**REQUIRED TASK:** Reproduce the data that follows in its entirety, character for character.

**RECORDS SHOWN:**

####################

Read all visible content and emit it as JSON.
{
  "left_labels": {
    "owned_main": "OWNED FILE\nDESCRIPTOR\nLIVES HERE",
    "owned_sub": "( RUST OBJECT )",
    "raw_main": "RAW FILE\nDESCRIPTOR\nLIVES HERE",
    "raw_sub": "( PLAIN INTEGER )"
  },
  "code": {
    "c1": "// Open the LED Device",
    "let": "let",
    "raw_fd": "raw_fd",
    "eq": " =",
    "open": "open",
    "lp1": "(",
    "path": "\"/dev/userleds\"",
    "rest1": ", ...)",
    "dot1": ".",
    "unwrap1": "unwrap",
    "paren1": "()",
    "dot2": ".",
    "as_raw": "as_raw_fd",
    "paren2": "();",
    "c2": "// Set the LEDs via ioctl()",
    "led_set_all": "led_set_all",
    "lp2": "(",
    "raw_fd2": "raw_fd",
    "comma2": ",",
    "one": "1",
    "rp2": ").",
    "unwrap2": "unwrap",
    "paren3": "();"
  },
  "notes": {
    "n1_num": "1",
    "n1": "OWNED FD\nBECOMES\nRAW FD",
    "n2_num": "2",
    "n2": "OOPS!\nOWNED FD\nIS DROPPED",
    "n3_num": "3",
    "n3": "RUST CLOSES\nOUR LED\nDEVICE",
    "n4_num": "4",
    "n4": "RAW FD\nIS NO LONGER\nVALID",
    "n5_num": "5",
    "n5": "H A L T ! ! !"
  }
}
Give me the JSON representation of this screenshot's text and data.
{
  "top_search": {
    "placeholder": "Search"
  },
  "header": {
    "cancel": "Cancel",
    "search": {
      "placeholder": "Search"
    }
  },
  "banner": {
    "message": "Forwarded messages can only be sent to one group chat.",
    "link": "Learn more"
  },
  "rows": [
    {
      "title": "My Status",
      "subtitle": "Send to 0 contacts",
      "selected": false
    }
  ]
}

####################

**RESULT FOR THIS TASK:**
Read all visible content and emit it as JSON.
{
  "left_labels": {
    "owned_main": "OWNED FILE\nDESCRIPTOR\nLIVES HERE",
    "owned_sub": "( RUST OBJECT )",
    "raw_main": "RAW FILE\nDESCRIPTOR\nLIVES HERE",
    "raw_sub": "( PLAIN INTEGER )"
  },
  "code": {
    "c1": "// Open the LED Device",
    "let": "let",
    "raw_fd": "raw_fd",
    "eq": " =",
    "open": "open",
    "lp1": "(",
    "path": "\"/dev/userleds\"",
    "rest1": ", ...)",
    "dot1": ".",
    "unwrap1": "unwrap",
    "paren1": "()",
    "dot2": ".",
    "as_raw": "as_raw_fd",
    "paren2": "();",
    "c2": "// Set the LEDs via ioctl()",
    "led_set_all": "led_set_all",
    "lp2": "(",
    "raw_fd2": "raw_fd",
    "comma2": ",",
    "one": "1",
    "rp2": ").",
    "unwrap2": "unwrap",
    "paren3": "();"
  },
  "notes": {
    "n1_num": "1",
    "n1": "OWNED FD\nBECOMES\nRAW FD",
    "n2_num": "2",
    "n2": "OOPS!\nOWNED FD\nIS DROPPED",
    "n3_num": "3",
    "n3": "RUST CLOSES\nOUR LED\nDEVICE",
    "n4_num": "4",
    "n4": "RAW FD\nIS NO LONGER\nVALID",
    "n5_num": "5",
    "n5": "H A L T ! ! !"
  }
}
Give me the JSON representation of this screenshot's text and data.
{
  "top_search": {
    "placeholder": "Search"
  },
  "header": {
    "cancel": "Cancel",
    "search": {
      "placeholder": "Search"
    }
  },
  "banner": {
    "message": "Forwarded messages can only be sent to one group chat.",
    "link": "Learn more"
  },
  "rows": [
    {
      "title": "My Status",
      "subtitle": "Send to 0 contacts",
      "selected": false
    }
  ]
}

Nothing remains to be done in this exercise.